#### Objective:
Give only a count of the lines that include the string "header".

________________

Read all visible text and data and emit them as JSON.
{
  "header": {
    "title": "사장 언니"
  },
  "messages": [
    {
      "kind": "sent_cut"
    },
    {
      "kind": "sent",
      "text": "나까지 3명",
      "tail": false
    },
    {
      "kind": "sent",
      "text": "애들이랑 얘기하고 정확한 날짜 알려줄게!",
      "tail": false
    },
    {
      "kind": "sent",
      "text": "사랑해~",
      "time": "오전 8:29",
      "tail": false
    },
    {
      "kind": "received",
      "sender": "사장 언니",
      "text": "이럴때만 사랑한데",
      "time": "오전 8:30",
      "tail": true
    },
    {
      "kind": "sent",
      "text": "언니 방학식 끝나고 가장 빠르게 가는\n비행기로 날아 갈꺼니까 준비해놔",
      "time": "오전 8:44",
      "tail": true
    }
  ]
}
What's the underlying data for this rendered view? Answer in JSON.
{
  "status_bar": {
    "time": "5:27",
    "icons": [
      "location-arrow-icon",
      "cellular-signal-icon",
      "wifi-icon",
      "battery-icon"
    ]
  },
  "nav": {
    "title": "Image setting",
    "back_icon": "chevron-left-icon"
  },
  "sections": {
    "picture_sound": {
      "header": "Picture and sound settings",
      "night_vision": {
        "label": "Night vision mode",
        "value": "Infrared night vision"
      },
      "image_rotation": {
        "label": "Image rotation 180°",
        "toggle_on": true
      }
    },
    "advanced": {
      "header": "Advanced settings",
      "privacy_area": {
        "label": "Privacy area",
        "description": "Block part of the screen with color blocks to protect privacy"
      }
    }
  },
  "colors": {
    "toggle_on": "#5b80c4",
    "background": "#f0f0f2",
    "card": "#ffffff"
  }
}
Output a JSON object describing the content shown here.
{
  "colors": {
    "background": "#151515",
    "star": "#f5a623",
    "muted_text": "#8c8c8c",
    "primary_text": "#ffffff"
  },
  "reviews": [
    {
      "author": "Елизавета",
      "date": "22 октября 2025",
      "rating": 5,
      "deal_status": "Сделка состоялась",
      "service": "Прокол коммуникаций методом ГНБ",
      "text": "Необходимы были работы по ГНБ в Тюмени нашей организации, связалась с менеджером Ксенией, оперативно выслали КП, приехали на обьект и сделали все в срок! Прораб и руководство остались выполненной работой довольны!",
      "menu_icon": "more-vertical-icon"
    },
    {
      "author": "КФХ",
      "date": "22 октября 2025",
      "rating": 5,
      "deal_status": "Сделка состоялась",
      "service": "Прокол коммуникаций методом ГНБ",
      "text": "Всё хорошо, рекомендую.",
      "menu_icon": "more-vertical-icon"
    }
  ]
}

________________

#### Worked solution:
3